Instruction — Give the count of lines in the data that include "принимать", with no other words.

Start of Data supplied

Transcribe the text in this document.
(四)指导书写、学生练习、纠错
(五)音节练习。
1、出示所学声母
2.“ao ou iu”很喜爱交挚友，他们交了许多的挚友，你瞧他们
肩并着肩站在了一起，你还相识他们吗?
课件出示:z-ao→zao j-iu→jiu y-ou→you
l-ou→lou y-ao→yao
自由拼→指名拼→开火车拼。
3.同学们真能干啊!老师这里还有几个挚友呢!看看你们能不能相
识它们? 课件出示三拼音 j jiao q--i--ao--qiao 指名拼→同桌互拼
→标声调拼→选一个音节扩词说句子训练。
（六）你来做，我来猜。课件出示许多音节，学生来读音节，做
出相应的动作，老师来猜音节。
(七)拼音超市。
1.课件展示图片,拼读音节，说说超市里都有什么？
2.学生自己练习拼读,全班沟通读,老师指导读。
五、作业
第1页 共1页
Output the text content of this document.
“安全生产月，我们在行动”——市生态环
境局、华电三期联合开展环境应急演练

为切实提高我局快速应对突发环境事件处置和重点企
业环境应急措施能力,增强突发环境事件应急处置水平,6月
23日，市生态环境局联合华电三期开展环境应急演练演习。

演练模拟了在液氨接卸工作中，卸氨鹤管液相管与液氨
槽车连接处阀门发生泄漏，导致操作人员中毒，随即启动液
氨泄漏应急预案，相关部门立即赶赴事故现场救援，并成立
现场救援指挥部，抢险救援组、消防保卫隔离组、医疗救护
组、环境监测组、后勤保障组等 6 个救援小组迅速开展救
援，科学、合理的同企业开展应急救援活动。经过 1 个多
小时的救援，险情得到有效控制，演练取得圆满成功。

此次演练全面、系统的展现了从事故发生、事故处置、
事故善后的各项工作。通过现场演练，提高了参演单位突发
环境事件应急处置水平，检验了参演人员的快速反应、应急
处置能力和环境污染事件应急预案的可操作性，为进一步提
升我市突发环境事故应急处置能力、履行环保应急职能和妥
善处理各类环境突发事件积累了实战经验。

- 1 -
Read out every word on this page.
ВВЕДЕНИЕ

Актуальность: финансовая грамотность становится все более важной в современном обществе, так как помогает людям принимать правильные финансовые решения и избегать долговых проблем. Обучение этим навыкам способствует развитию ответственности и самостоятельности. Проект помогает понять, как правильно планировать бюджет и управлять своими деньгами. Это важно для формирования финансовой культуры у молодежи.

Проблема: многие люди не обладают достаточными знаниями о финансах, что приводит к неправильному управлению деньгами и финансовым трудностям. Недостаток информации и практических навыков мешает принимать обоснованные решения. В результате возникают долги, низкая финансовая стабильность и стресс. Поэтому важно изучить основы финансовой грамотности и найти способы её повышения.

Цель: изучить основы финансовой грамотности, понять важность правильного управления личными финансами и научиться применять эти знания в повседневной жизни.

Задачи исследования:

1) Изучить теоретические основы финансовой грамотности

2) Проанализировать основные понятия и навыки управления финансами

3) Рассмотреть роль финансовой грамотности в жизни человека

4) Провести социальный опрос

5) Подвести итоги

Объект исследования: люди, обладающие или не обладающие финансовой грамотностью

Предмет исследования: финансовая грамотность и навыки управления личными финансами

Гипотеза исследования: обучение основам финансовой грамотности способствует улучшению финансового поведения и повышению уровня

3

End of Data supplied

Final result — 2